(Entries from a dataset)
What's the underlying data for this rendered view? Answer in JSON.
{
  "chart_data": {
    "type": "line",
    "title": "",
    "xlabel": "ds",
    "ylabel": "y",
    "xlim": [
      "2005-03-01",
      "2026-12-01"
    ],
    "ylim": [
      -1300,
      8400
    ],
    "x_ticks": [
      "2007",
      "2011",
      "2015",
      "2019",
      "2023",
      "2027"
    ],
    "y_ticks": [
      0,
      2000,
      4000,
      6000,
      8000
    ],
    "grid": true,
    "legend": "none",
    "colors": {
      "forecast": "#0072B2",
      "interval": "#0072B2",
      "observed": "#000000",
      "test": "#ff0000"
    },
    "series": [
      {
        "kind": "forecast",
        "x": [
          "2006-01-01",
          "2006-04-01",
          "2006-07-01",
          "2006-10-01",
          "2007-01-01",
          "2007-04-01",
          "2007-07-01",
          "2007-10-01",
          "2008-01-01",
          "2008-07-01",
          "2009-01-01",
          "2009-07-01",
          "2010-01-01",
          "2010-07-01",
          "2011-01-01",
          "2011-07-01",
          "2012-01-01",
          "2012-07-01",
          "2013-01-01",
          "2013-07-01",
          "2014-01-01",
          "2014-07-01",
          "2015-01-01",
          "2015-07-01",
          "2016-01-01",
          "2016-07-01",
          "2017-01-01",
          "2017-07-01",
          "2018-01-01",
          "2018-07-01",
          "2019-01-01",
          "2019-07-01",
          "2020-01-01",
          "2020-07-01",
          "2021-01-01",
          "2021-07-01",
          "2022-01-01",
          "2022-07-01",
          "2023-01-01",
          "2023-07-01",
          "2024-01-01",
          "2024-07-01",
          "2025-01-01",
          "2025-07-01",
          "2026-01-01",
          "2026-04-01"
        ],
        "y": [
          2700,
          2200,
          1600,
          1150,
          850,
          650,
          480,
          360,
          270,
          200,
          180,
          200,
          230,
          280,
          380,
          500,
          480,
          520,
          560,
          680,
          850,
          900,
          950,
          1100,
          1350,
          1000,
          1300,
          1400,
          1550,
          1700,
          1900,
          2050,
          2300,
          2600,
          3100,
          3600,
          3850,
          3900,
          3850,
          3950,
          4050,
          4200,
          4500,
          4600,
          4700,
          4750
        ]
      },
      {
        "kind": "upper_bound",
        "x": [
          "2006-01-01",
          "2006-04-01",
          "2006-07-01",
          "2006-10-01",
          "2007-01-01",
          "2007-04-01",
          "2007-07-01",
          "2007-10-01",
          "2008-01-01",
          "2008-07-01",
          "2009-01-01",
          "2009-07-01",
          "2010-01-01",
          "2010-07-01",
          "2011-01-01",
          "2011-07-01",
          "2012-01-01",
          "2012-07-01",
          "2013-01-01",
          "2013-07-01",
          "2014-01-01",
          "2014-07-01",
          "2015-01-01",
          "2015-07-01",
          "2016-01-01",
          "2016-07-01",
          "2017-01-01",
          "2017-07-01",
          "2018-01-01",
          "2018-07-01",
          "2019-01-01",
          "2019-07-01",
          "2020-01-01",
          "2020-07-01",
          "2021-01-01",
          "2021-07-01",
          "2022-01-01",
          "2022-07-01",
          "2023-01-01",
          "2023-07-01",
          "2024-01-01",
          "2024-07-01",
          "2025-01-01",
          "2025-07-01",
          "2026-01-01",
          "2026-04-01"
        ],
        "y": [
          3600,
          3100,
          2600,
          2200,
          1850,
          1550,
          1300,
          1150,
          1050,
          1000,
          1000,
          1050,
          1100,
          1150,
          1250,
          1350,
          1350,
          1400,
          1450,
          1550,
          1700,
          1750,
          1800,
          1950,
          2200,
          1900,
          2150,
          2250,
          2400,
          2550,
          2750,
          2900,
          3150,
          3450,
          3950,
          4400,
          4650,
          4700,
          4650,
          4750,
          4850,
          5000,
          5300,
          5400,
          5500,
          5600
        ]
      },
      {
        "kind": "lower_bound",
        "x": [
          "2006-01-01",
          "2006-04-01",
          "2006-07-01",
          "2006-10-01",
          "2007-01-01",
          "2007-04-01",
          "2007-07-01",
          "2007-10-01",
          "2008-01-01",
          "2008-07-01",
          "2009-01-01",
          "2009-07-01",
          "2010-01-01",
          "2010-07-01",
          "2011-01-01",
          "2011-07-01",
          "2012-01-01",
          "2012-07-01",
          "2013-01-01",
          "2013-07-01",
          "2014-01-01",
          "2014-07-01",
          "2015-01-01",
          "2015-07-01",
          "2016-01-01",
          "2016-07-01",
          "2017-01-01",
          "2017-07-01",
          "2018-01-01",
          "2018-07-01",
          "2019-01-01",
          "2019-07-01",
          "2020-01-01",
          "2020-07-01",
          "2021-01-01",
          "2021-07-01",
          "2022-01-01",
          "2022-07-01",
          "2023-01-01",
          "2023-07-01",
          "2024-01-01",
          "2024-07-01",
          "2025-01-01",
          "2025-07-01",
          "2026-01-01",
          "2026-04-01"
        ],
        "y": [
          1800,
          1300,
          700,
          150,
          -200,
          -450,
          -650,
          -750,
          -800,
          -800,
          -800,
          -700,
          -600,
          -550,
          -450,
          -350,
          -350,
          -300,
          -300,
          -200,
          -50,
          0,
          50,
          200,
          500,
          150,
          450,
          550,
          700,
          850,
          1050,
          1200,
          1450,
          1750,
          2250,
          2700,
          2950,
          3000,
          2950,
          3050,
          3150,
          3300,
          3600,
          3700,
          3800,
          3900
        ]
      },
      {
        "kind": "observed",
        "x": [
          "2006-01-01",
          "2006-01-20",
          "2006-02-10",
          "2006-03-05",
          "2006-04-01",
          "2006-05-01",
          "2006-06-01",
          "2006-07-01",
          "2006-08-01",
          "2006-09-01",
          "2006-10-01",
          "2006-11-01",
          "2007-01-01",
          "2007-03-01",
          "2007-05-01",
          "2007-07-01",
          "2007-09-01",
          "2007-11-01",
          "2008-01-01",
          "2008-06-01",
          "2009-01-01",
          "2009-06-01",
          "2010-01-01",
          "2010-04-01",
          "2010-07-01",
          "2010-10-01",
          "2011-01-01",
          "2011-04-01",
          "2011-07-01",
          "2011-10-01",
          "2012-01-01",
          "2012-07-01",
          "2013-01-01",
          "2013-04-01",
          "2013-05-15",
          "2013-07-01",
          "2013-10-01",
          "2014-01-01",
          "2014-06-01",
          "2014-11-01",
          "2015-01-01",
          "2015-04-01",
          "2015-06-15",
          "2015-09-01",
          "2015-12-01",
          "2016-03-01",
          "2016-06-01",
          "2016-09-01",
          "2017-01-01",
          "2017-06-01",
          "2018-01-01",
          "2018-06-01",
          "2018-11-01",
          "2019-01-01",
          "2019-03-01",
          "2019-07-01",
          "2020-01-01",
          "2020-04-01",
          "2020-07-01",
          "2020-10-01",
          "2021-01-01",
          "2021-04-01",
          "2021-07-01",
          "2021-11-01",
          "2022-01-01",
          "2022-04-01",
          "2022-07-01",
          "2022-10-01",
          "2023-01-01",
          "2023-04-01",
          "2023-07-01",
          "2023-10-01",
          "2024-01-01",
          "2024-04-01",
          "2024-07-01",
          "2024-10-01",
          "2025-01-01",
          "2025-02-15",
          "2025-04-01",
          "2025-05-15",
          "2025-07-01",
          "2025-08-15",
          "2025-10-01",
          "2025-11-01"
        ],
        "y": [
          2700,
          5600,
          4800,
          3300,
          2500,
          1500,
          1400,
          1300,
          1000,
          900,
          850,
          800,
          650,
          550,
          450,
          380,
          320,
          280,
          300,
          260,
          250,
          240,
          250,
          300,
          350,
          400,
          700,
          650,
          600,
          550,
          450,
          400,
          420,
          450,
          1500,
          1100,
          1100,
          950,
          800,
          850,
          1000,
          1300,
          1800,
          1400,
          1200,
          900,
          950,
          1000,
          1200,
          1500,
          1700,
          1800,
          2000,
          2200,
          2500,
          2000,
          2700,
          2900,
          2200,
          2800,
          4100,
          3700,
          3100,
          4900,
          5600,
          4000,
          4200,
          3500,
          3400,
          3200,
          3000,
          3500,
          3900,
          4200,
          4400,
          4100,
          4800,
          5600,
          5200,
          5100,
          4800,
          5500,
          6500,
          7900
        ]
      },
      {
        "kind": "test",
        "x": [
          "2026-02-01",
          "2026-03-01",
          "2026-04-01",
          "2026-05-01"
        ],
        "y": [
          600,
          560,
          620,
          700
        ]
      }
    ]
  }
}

Brief:
Pull out every line of the records that includes the string "kind".

Result below:
        "kind": "forecast",
        "kind": "upper_bound",
        "kind": "lower_bound",
        "kind": "observed",
        "kind": "test",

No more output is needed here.